**** RECORDS FOR THE EXERCISE ****
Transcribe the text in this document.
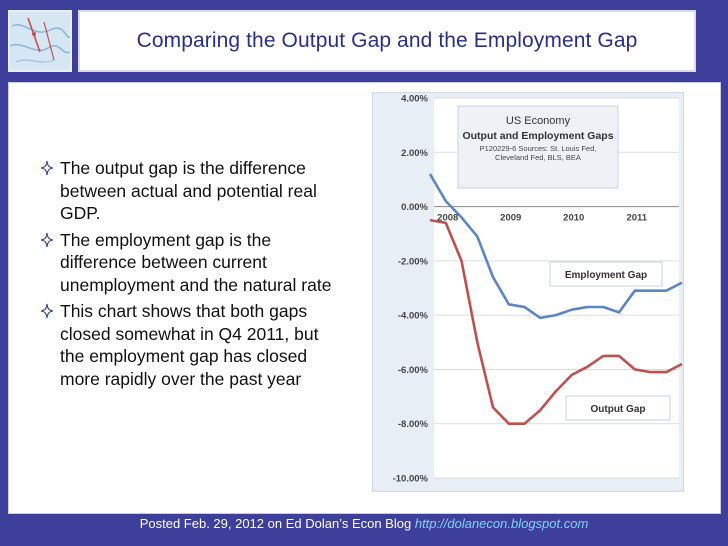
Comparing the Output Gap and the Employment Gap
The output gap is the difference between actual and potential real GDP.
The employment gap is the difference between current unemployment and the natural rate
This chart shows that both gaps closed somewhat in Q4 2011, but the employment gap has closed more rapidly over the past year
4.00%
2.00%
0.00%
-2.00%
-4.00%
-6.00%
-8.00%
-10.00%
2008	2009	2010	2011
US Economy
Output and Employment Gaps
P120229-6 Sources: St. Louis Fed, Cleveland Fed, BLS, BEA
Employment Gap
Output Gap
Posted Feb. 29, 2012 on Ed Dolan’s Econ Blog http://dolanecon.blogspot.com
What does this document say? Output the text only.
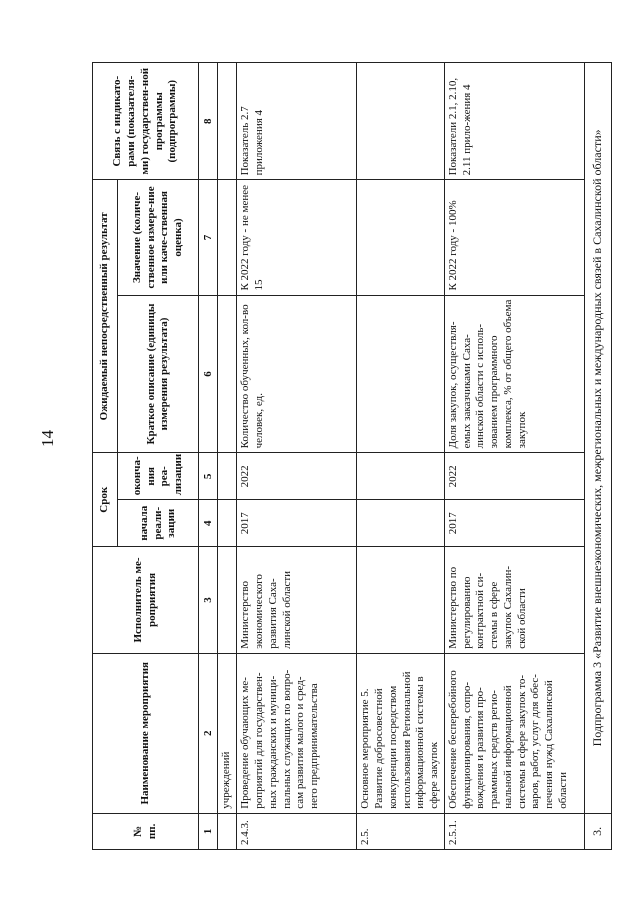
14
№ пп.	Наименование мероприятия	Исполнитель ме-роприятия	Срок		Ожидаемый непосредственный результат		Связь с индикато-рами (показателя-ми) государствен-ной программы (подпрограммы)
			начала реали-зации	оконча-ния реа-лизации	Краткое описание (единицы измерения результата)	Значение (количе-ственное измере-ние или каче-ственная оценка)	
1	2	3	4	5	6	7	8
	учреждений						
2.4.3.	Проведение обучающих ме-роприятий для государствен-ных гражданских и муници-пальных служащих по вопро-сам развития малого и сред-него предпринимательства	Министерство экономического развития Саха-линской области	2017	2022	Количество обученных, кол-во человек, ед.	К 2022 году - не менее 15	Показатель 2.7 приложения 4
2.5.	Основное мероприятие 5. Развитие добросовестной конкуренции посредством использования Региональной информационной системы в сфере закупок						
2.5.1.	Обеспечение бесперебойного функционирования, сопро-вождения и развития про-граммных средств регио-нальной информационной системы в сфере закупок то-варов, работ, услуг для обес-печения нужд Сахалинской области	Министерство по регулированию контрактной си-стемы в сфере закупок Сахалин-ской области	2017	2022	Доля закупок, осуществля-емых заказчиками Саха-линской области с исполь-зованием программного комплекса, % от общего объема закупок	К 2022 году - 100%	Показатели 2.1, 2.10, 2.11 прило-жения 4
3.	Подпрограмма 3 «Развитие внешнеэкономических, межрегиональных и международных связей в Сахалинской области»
****
**** RECORDS FOR THE EXERCISE ****
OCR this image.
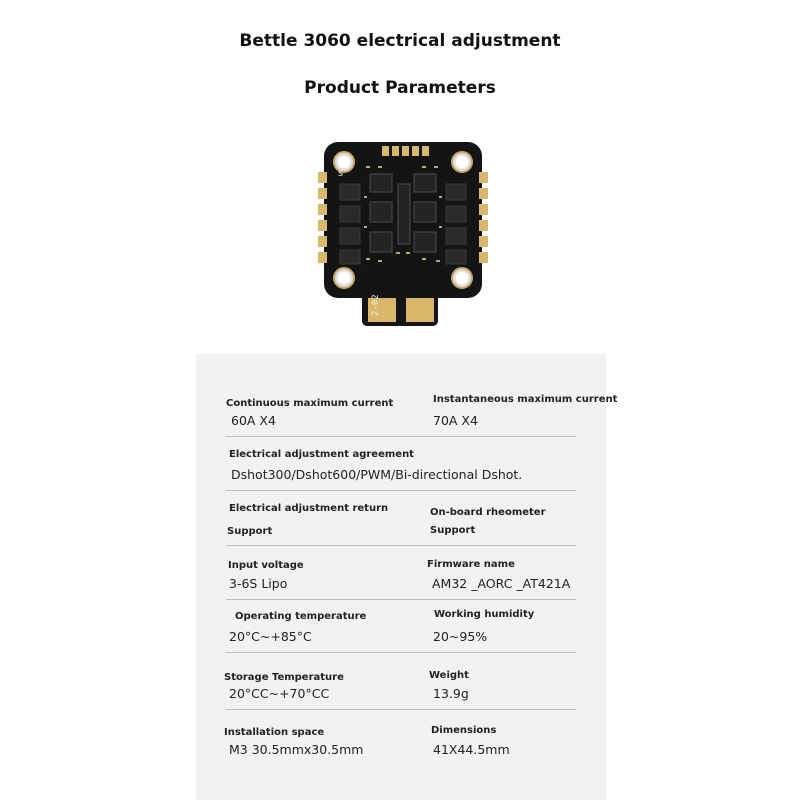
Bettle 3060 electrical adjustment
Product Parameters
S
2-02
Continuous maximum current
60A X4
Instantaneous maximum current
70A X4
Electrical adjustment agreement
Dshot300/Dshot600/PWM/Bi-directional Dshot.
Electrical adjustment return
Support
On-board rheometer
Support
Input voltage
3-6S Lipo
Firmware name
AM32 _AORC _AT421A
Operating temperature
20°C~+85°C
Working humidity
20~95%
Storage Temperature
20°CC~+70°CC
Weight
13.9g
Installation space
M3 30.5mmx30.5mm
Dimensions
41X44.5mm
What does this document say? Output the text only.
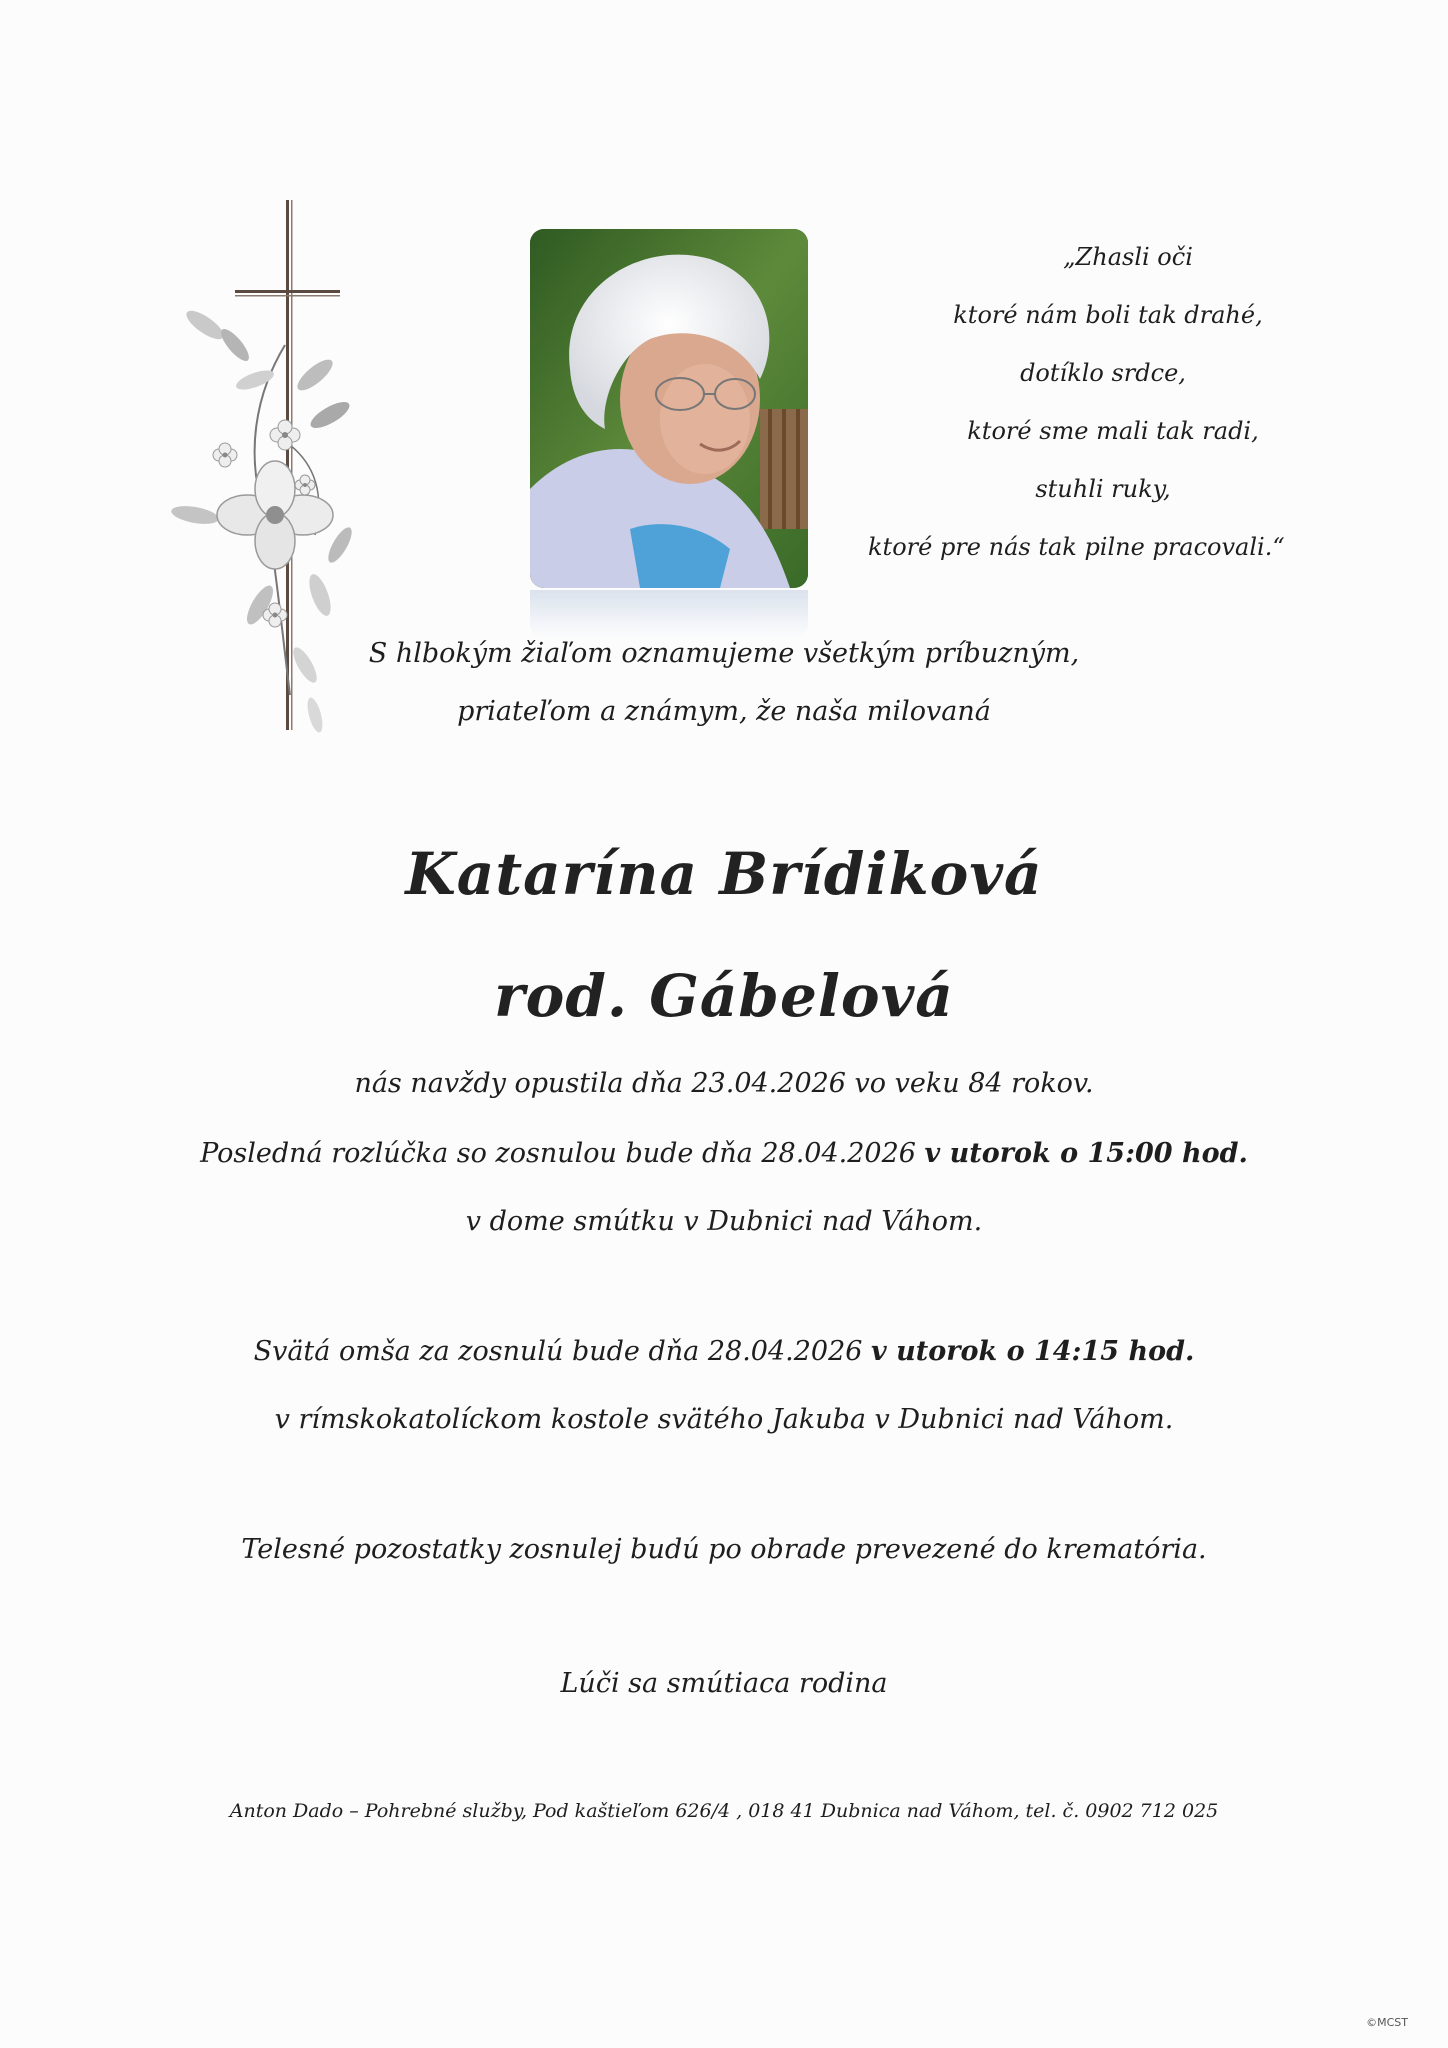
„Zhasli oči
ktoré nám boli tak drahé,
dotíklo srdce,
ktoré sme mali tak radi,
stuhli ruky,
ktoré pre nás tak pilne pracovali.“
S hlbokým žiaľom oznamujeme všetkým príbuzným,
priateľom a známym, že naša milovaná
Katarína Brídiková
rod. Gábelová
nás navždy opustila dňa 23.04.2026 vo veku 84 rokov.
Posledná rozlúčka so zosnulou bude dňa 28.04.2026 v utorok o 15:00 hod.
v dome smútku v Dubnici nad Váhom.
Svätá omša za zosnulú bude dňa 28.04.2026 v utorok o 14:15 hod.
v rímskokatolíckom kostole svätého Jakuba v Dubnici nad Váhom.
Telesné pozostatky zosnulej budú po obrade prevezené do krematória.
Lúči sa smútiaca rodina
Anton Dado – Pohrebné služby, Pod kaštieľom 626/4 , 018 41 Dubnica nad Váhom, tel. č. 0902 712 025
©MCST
****
INSTRUCTIONS FOR THE TASK: Copy every line above that holds the word "году".

SOLUTION TO THE PROBLEM:
2.4.3.	Проведение обучающих ме-роприятий для государствен-ных гражданских и муници-пальных служащих по вопро-сам развития малого и сред-него предпринимательства	Министерство экономического развития Саха-линской области	2017	2022	Количество обученных, кол-во человек, ед.	К 2022 году - не менее 15	Показатель 2.7 приложения 4
2.5.1.	Обеспечение бесперебойного функционирования, сопро-вождения и развития про-граммных средств регио-нальной информационной системы в сфере закупок то-варов, работ, услуг для обес-печения нужд Сахалинской области	Министерство по регулированию контрактной си-стемы в сфере закупок Сахалин-ской области	2017	2022	Доля закупок, осуществля-емых заказчиками Саха-линской области с исполь-зованием программного комплекса, % от общего объема закупок	К 2022 году - 100%	Показатели 2.1, 2.10, 2.11 прило-жения 4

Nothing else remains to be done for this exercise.